--- START STORED ROWS ---
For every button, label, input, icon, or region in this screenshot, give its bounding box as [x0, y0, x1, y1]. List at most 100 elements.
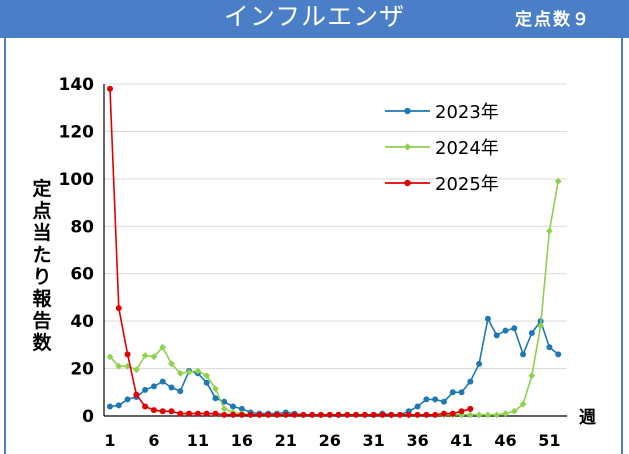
data-point [106, 353, 114, 361]
data-point [458, 389, 465, 396]
data-point [150, 353, 158, 361]
y-tick-label: 80 [70, 217, 94, 237]
data-point [115, 402, 122, 409]
y-axis-label-char: 定 [32, 178, 52, 200]
data-point [423, 396, 430, 403]
data-point [397, 411, 404, 418]
data-point [247, 411, 254, 418]
data-point [238, 411, 245, 418]
data-point [555, 351, 562, 358]
x-tick-label: 21 [275, 431, 297, 450]
y-tick-label: 100 [59, 170, 95, 190]
data-point [440, 398, 447, 405]
data-point [273, 411, 280, 418]
data-point [344, 411, 351, 418]
data-point [309, 411, 316, 418]
data-point [528, 372, 536, 380]
data-point [203, 379, 210, 386]
x-tick-label: 26 [319, 431, 341, 450]
x-tick-label: 36 [406, 431, 428, 450]
data-point [115, 305, 122, 312]
y-tick-label: 0 [82, 407, 94, 427]
data-point [546, 227, 553, 235]
data-point [405, 411, 412, 418]
y-axis-label-char: た [32, 244, 52, 266]
data-point [221, 398, 228, 405]
data-point [203, 410, 210, 417]
data-point [414, 411, 421, 418]
data-point [107, 85, 113, 92]
y-tick-label: 140 [59, 75, 95, 95]
data-point [141, 352, 149, 359]
title-banner: インフルエンザ 定点数９ [0, 0, 629, 38]
data-point [133, 391, 140, 398]
data-point [511, 325, 518, 332]
data-point [212, 385, 219, 393]
data-point [282, 411, 289, 418]
data-point [379, 411, 386, 418]
data-point [476, 360, 483, 367]
data-point [414, 403, 421, 410]
data-point [176, 369, 184, 377]
legend-marker [404, 179, 411, 187]
data-point [432, 396, 439, 403]
data-point [107, 403, 113, 410]
data-point [300, 411, 307, 418]
data-point [150, 383, 157, 390]
legend-marker [403, 143, 412, 151]
y-axis-label-char: 点 [32, 200, 52, 222]
data-point [256, 411, 263, 418]
data-point [186, 410, 193, 417]
y-axis-label-char: り [32, 266, 52, 288]
legend-label: 2024年 [435, 138, 499, 159]
plot-area [104, 84, 567, 416]
page-title: インフルエンザ [223, 2, 406, 31]
y-tick-label: 40 [70, 312, 94, 332]
data-point [519, 400, 527, 408]
x-tick-label: 11 [187, 431, 209, 450]
data-point [449, 410, 456, 417]
x-tick-label: 31 [363, 431, 385, 450]
data-point [220, 405, 228, 413]
data-point [124, 362, 131, 370]
data-point [212, 410, 219, 417]
data-point [353, 411, 360, 418]
x-tick-label: 16 [231, 431, 253, 450]
data-point [203, 372, 211, 380]
data-point [194, 367, 202, 375]
data-point [554, 177, 562, 185]
data-point [124, 351, 131, 358]
data-point [484, 411, 492, 419]
data-point [388, 411, 395, 418]
y-tick-label: 20 [70, 360, 94, 380]
data-point [502, 327, 509, 334]
x-tick-label: 41 [450, 431, 472, 450]
y-axis-label-char: 数 [32, 332, 52, 354]
data-point [440, 410, 447, 417]
data-point [230, 403, 237, 410]
data-point [449, 389, 456, 396]
data-point [159, 408, 166, 415]
data-point [528, 330, 535, 336]
data-point [168, 408, 175, 415]
data-point [132, 366, 140, 374]
data-point [458, 408, 465, 415]
x-tick-label: 1 [104, 431, 115, 450]
data-point [150, 407, 157, 414]
y-axis-label-char: 告 [32, 310, 52, 332]
data-point [230, 411, 237, 418]
data-point [159, 343, 167, 351]
data-point [142, 403, 149, 410]
y-axis-label-char: 報 [32, 288, 52, 310]
data-point [423, 411, 430, 418]
data-point [317, 411, 324, 418]
data-point [432, 411, 439, 418]
data-point [168, 384, 175, 391]
y-axis-label-char: 当 [32, 222, 52, 244]
data-point [466, 411, 474, 419]
data-point [484, 315, 491, 322]
data-point [185, 368, 193, 376]
y-tick-label: 120 [59, 122, 95, 142]
x-axis-label: 週 [579, 408, 596, 428]
data-point [467, 405, 474, 412]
--- END STORED ROWS ---
▶ _WHAT YOU SHOULD DO_: Copy the data word for word, starting with the line that contains "data-point [106, 353, 114, 361]" and continuing through the line that contains "data-point [519, 400, 527, 408]", with both of those lines included.

▶ _TASK SOLUTION_:
data-point [106, 353, 114, 361]
data-point [458, 389, 465, 396]
data-point [150, 353, 158, 361]
y-tick-label: 80 [70, 217, 94, 237]
data-point [115, 402, 122, 409]
y-axis-label-char: 定 [32, 178, 52, 200]
data-point [423, 396, 430, 403]
data-point [397, 411, 404, 418]
data-point [247, 411, 254, 418]
data-point [238, 411, 245, 418]
data-point [555, 351, 562, 358]
x-tick-label: 21 [275, 431, 297, 450]
y-tick-label: 100 [59, 170, 95, 190]
data-point [440, 398, 447, 405]
data-point [273, 411, 280, 418]
data-point [344, 411, 351, 418]
data-point [309, 411, 316, 418]
data-point [528, 372, 536, 380]
data-point [203, 379, 210, 386]
x-tick-label: 26 [319, 431, 341, 450]
x-tick-label: 36 [406, 431, 428, 450]
data-point [115, 305, 122, 312]
y-tick-label: 0 [82, 407, 94, 427]
data-point [546, 227, 553, 235]
data-point [405, 411, 412, 418]
y-axis-label-char: た [32, 244, 52, 266]
data-point [221, 398, 228, 405]
data-point [203, 410, 210, 417]
data-point [414, 411, 421, 418]
data-point [107, 85, 113, 92]
y-tick-label: 140 [59, 75, 95, 95]
data-point [141, 352, 149, 359]
title-banner: インフルエンザ 定点数９ [0, 0, 629, 38]
data-point [133, 391, 140, 398]
data-point [511, 325, 518, 332]
data-point [212, 385, 219, 393]
data-point [282, 411, 289, 418]
data-point [379, 411, 386, 418]
data-point [476, 360, 483, 367]
data-point [414, 403, 421, 410]
data-point [176, 369, 184, 377]
legend-marker [404, 179, 411, 187]
data-point [432, 396, 439, 403]
data-point [107, 403, 113, 410]
data-point [300, 411, 307, 418]
data-point [150, 383, 157, 390]
legend-marker [403, 143, 412, 151]
y-axis-label-char: 点 [32, 200, 52, 222]
data-point [256, 411, 263, 418]
data-point [186, 410, 193, 417]
y-axis-label-char: り [32, 266, 52, 288]
legend-label: 2024年 [435, 138, 499, 159]
plot-area [104, 84, 567, 416]
page-title: インフルエンザ [223, 2, 406, 31]
y-tick-label: 40 [70, 312, 94, 332]
data-point [519, 400, 527, 408]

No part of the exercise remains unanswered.